_Do this_:
Write out each line word for word. Drop pictures.

Records about charts and figures
################
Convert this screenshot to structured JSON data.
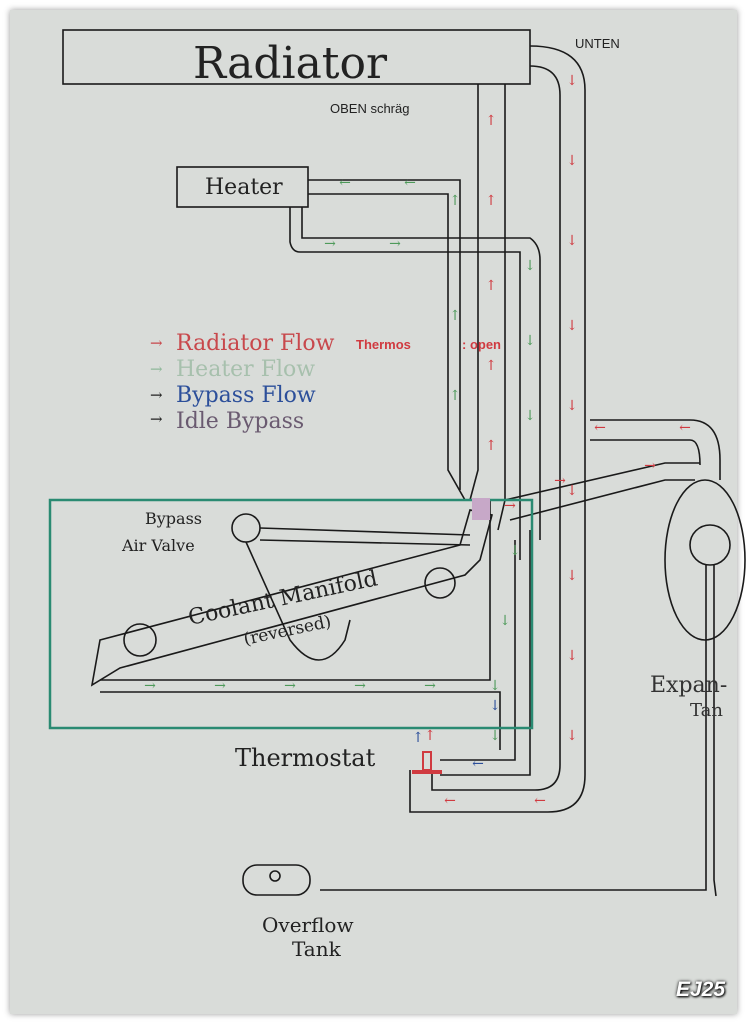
{
  "title": "Radiator",
  "labels": {
    "unten": "UNTEN",
    "oben": "OBEN schräg",
    "heater": "Heater",
    "bypass_valve_1": "Bypass",
    "bypass_valve_2": "Air Valve",
    "manifold_1": "Coolant Manifold",
    "manifold_2": "(reversed)",
    "thermostat": "Thermostat",
    "expansion_1": "Expan-",
    "expansion_2": "Tan",
    "overflow_1": "Overflow",
    "overflow_2": "Tank",
    "thermos_note": "Thermos",
    "open_note": ": open"
  },
  "legend": [
    {
      "label": "Radiator Flow",
      "color": "#c8484c"
    },
    {
      "label": "Heater Flow",
      "color": "#8fb89a"
    },
    {
      "label": "Bypass Flow",
      "color": "#2c4f9a"
    },
    {
      "label": "Idle Bypass",
      "color": "#6a5a70"
    }
  ],
  "badge": "EJ25",
  "colors": {
    "pipe": "#1a1a1a",
    "box": "#2a8a72",
    "red": "#d03a40",
    "green": "#4e9a5a",
    "blue": "#2c4f9a"
  }
}
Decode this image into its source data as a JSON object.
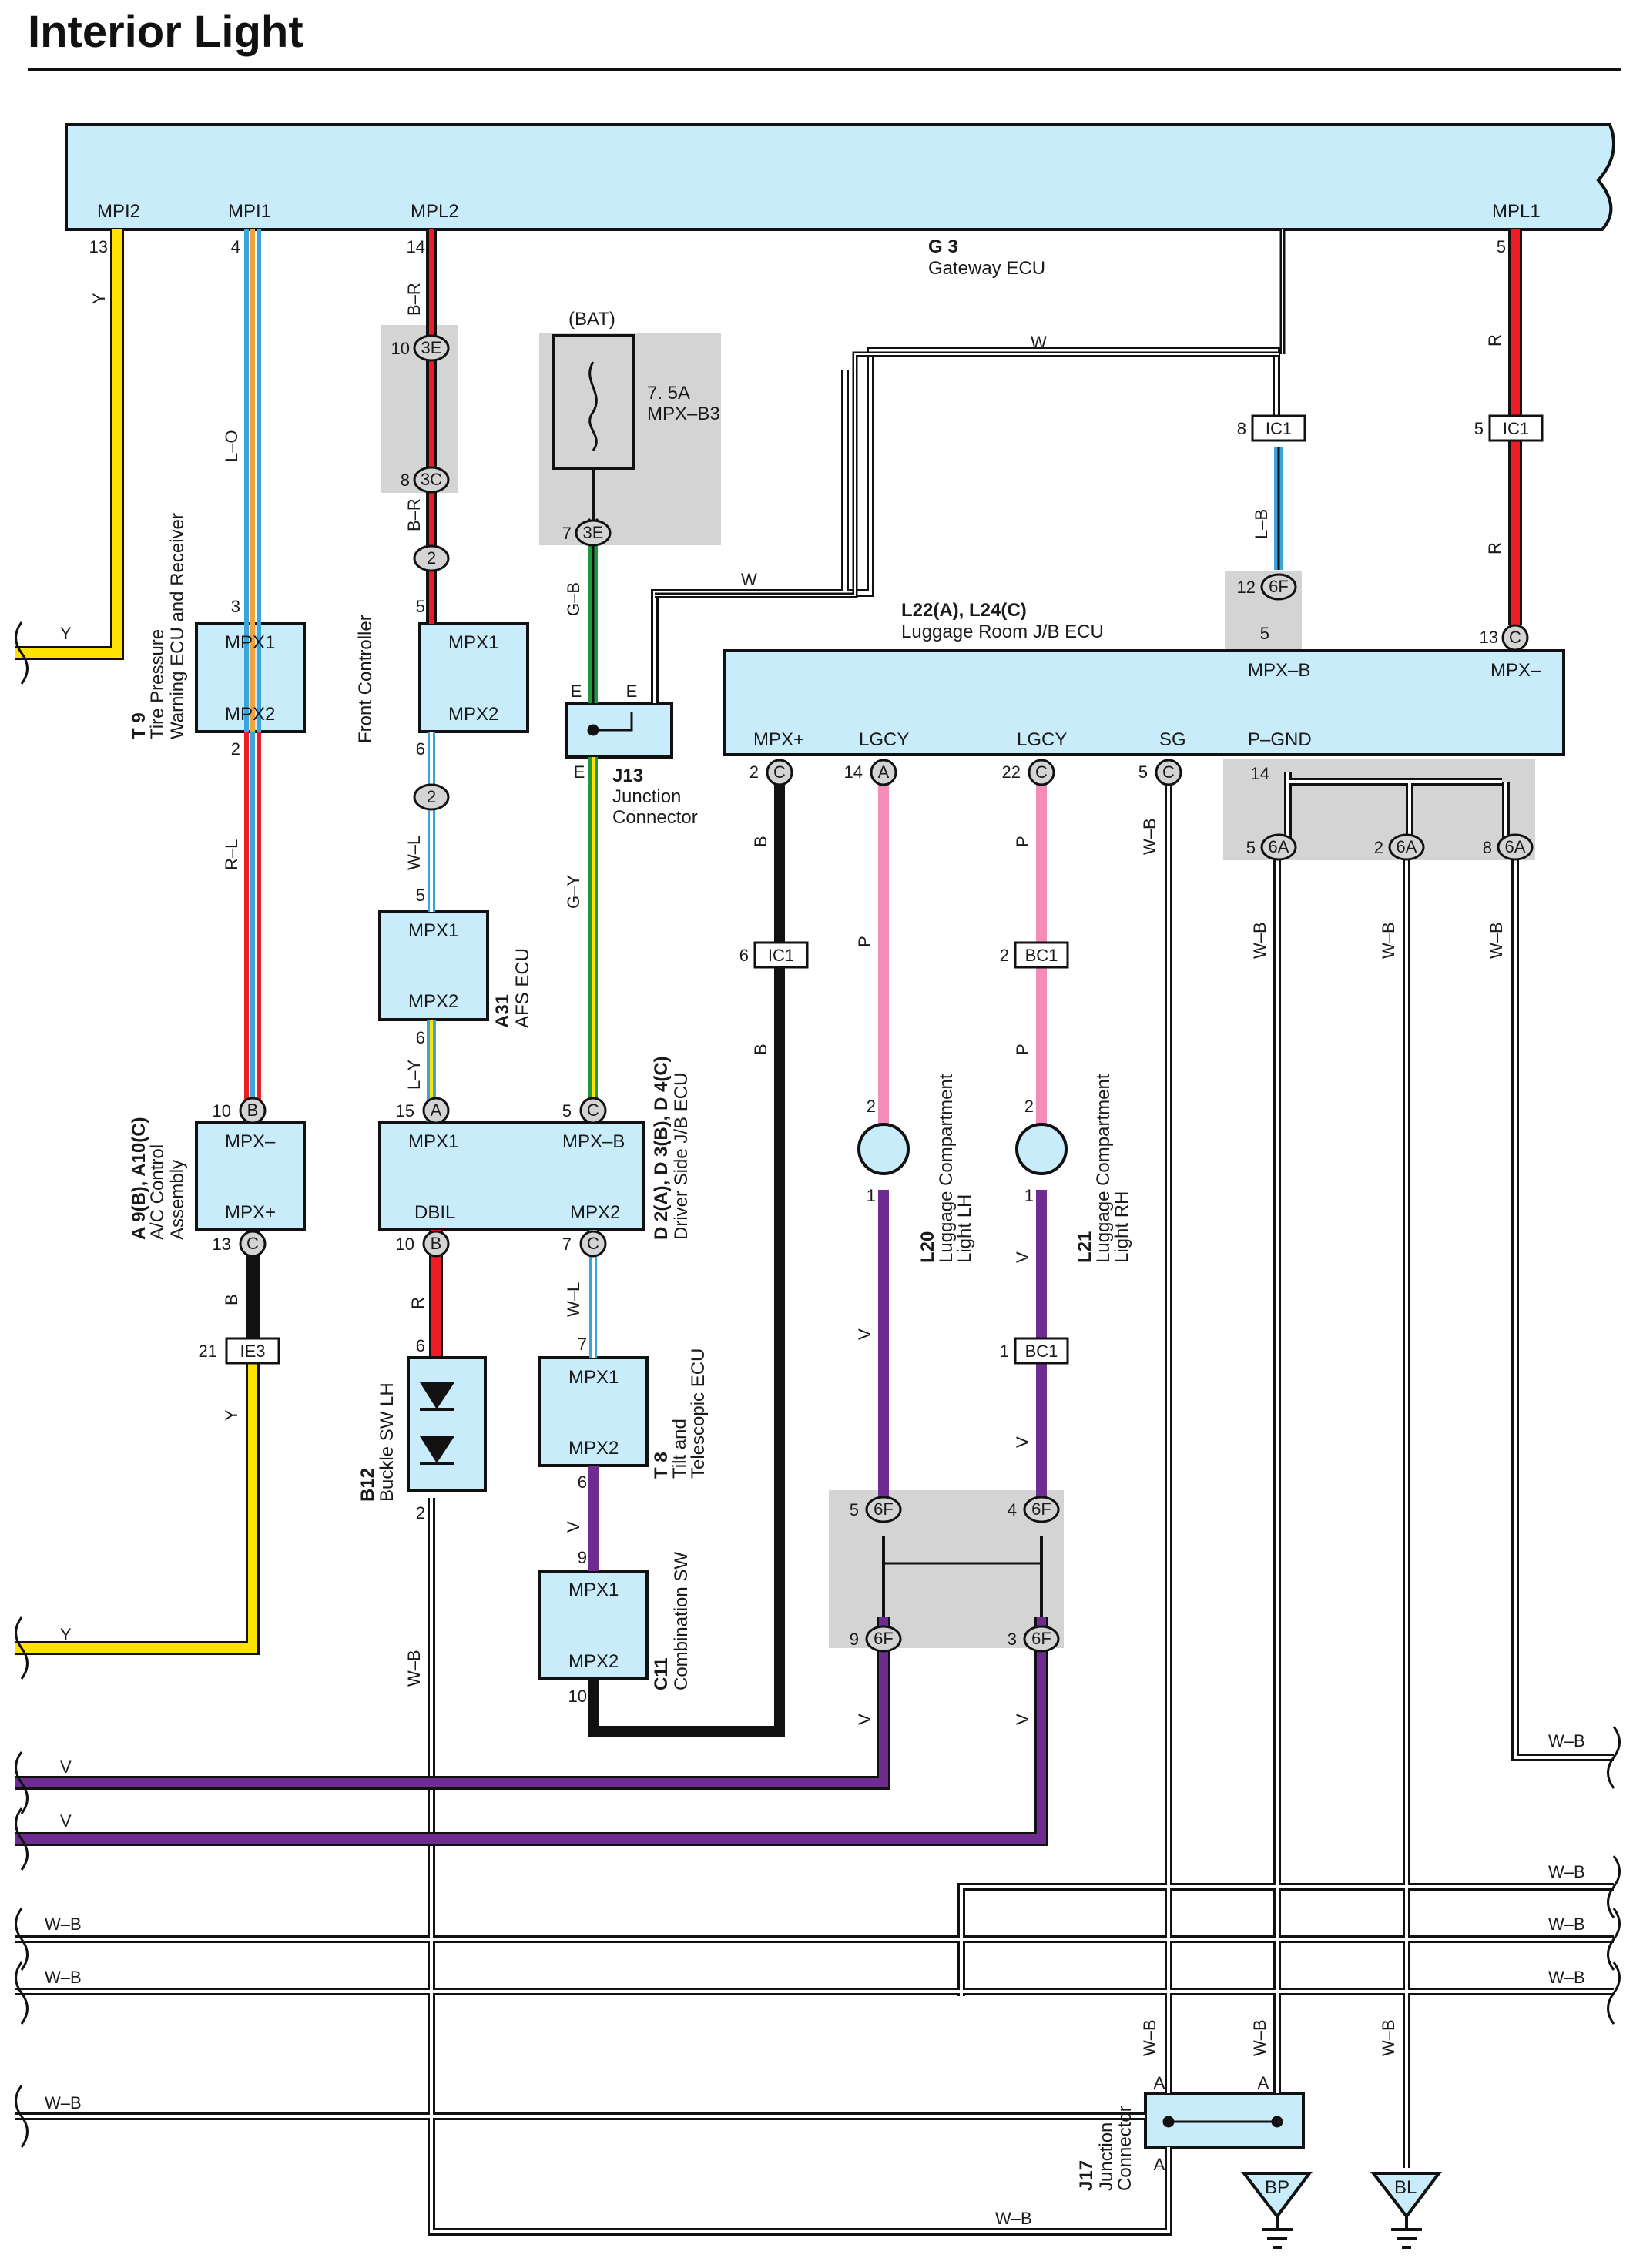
{
  "title": "Interior Light",
  "gateway": {
    "code": "G 3",
    "name": "Gateway ECU",
    "ports": {
      "mpi2": "MPI2",
      "mpi1": "MPI1",
      "mpl2": "MPL2",
      "mpl1": "MPL1"
    }
  },
  "bat": "(BAT)",
  "fuse": {
    "l1": "7. 5A",
    "l2": "MPX–B3"
  },
  "tire": {
    "code": "T 9",
    "n1": "Tire Pressure",
    "n2": "Warning ECU and Receiver",
    "p1": "MPX1",
    "p2": "MPX2"
  },
  "front": {
    "name": "Front Controller",
    "p1": "MPX1",
    "p2": "MPX2"
  },
  "afs": {
    "code": "A31",
    "name": "AFS ECU",
    "p1": "MPX1",
    "p2": "MPX2"
  },
  "ac": {
    "code": "A 9(B), A10(C)",
    "n1": "A/C Control",
    "n2": "Assembly",
    "p1": "MPX–",
    "p2": "MPX+"
  },
  "driver": {
    "code": "D 2(A), D 3(B), D 4(C)",
    "name": "Driver Side J/B ECU",
    "p1": "MPX1",
    "p2": "MPX–B",
    "p3": "DBIL",
    "p4": "MPX2"
  },
  "j13": {
    "code": "J13",
    "n1": "Junction",
    "n2": "Connector"
  },
  "luggage": {
    "code": "L22(A), L24(C)",
    "name": "Luggage Room J/B ECU",
    "p1": "MPX–B",
    "p2": "MPX–",
    "p3": "MPX+",
    "p4": "LGCY",
    "p5": "LGCY",
    "p6": "SG",
    "p7": "P–GND"
  },
  "buckle": {
    "code": "B12",
    "name": "Buckle SW LH"
  },
  "tilt": {
    "code": "T 8",
    "n1": "Tilt and",
    "n2": "Telescopic ECU",
    "p1": "MPX1",
    "p2": "MPX2"
  },
  "comb": {
    "code": "C11",
    "name": "Combination SW",
    "p1": "MPX1",
    "p2": "MPX2"
  },
  "l20": {
    "code": "L20",
    "n1": "Luggage Compartment",
    "n2": "Light LH"
  },
  "l21": {
    "code": "L21",
    "n1": "Luggage Compartment",
    "n2": "Light RH"
  },
  "j17": {
    "code": "J17",
    "n1": "Junction",
    "n2": "Connector"
  },
  "grounds": {
    "bp": "BP",
    "bl": "BL"
  },
  "wire_codes": {
    "y": "Y",
    "lo": "L–O",
    "br": "B–R",
    "gb": "G–B",
    "w": "W",
    "r": "R",
    "lb": "L–B",
    "rl": "R–L",
    "wl": "W–L",
    "gy": "G–Y",
    "ly": "L–Y",
    "b": "B",
    "p": "P",
    "v": "V",
    "wb": "W–B"
  },
  "connectors": {
    "c3e": "3E",
    "c3c": "3C",
    "c2": "2",
    "ic1": "IC1",
    "c6f": "6F",
    "c6a": "6A",
    "ie3": "IE3",
    "bc1": "BC1",
    "ca": "A",
    "cb": "B",
    "cc": "C",
    "e": "E"
  },
  "pins": {
    "p1": "1",
    "p2": "2",
    "p3": "3",
    "p4": "4",
    "p5": "5",
    "p6": "6",
    "p7": "7",
    "p8": "8",
    "p9": "9",
    "p10": "10",
    "p12": "12",
    "p13": "13",
    "p14": "14",
    "p15": "15",
    "p21": "21",
    "p22": "22"
  },
  "colors": {
    "ecu": "#c9ecfb",
    "yellow": "#ffe200",
    "violet": "#6e2c91",
    "red": "#ee1c25",
    "pink": "#f48cba",
    "green": "#1d9a3e",
    "blue": "#3aa5dd",
    "orange": "#f2a13b",
    "gray": "#d4d4d4"
  }
}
################
_Solution to this problem_:
Convert this screenshot to structured JSON data.
{
  "title": "Radiator",
  "labels": {
    "unten": "UNTEN",
    "oben": "OBEN schräg",
    "heater": "Heater",
    "bypass_valve_1": "Bypass",
    "bypass_valve_2": "Air Valve",
    "manifold_1": "Coolant Manifold",
    "manifold_2": "(reversed)",
    "thermostat": "Thermostat",
    "expansion_1": "Expan-",
    "expansion_2": "Tan",
    "overflow_1": "Overflow",
    "overflow_2": "Tank",
    "thermos_note": "Thermos",
    "open_note": ": open"
  },
  "legend": [
    {
      "label": "Radiator Flow",
      "color": "#c8484c"
    },
    {
      "label": "Heater Flow",
      "color": "#8fb89a"
    },
    {
      "label": "Bypass Flow",
      "color": "#2c4f9a"
    },
    {
      "label": "Idle Bypass",
      "color": "#6a5a70"
    }
  ],
  "badge": "EJ25",
  "colors": {
    "pipe": "#1a1a1a",
    "box": "#2a8a72",
    "red": "#d03a40",
    "green": "#4e9a5a",
    "blue": "#2c4f9a"
  }
}
Decode this image into its source data as a JSON object.
{
  "title": "Interior Light",
  "gateway": {
    "code": "G 3",
    "name": "Gateway ECU",
    "ports": {
      "mpi2": "MPI2",
      "mpi1": "MPI1",
      "mpl2": "MPL2",
      "mpl1": "MPL1"
    }
  },
  "bat": "(BAT)",
  "fuse": {
    "l1": "7. 5A",
    "l2": "MPX–B3"
  },
  "tire": {
    "code": "T 9",
    "n1": "Tire Pressure",
    "n2": "Warning ECU and Receiver",
    "p1": "MPX1",
    "p2": "MPX2"
  },
  "front": {
    "name": "Front Controller",
    "p1": "MPX1",
    "p2": "MPX2"
  },
  "afs": {
    "code": "A31",
    "name": "AFS ECU",
    "p1": "MPX1",
    "p2": "MPX2"
  },
  "ac": {
    "code": "A 9(B), A10(C)",
    "n1": "A/C Control",
    "n2": "Assembly",
    "p1": "MPX–",
    "p2": "MPX+"
  },
  "driver": {
    "code": "D 2(A), D 3(B), D 4(C)",
    "name": "Driver Side J/B ECU",
    "p1": "MPX1",
    "p2": "MPX–B",
    "p3": "DBIL",
    "p4": "MPX2"
  },
  "j13": {
    "code": "J13",
    "n1": "Junction",
    "n2": "Connector"
  },
  "luggage": {
    "code": "L22(A), L24(C)",
    "name": "Luggage Room J/B ECU",
    "p1": "MPX–B",
    "p2": "MPX–",
    "p3": "MPX+",
    "p4": "LGCY",
    "p5": "LGCY",
    "p6": "SG",
    "p7": "P–GND"
  },
  "buckle": {
    "code": "B12",
    "name": "Buckle SW LH"
  },
  "tilt": {
    "code": "T 8",
    "n1": "Tilt and",
    "n2": "Telescopic ECU",
    "p1": "MPX1",
    "p2": "MPX2"
  },
  "comb": {
    "code": "C11",
    "name": "Combination SW",
    "p1": "MPX1",
    "p2": "MPX2"
  },
  "l20": {
    "code": "L20",
    "n1": "Luggage Compartment",
    "n2": "Light LH"
  },
  "l21": {
    "code": "L21",
    "n1": "Luggage Compartment",
    "n2": "Light RH"
  },
  "j17": {
    "code": "J17",
    "n1": "Junction",
    "n2": "Connector"
  },
  "grounds": {
    "bp": "BP",
    "bl": "BL"
  },
  "wire_codes": {
    "y": "Y",
    "lo": "L–O",
    "br": "B–R",
    "gb": "G–B",
    "w": "W",
    "r": "R",
    "lb": "L–B",
    "rl": "R–L",
    "wl": "W–L",
    "gy": "G–Y",
    "ly": "L–Y",
    "b": "B",
    "p": "P",
    "v": "V",
    "wb": "W–B"
  },
  "connectors": {
    "c3e": "3E",
    "c3c": "3C",
    "c2": "2",
    "ic1": "IC1",
    "c6f": "6F",
    "c6a": "6A",
    "ie3": "IE3",
    "bc1": "BC1",
    "ca": "A",
    "cb": "B",
    "cc": "C",
    "e": "E"
  },
  "pins": {
    "p1": "1",
    "p2": "2",
    "p3": "3",
    "p4": "4",
    "p5": "5",
    "p6": "6",
    "p7": "7",
    "p8": "8",
    "p9": "9",
    "p10": "10",
    "p12": "12",
    "p13": "13",
    "p14": "14",
    "p15": "15",
    "p21": "21",
    "p22": "22"
  },
  "colors": {
    "ecu": "#c9ecfb",
    "yellow": "#ffe200",
    "violet": "#6e2c91",
    "red": "#ee1c25",
    "pink": "#f48cba",
    "green": "#1d9a3e",
    "blue": "#3aa5dd",
    "orange": "#f2a13b",
    "gray": "#d4d4d4"
  }
}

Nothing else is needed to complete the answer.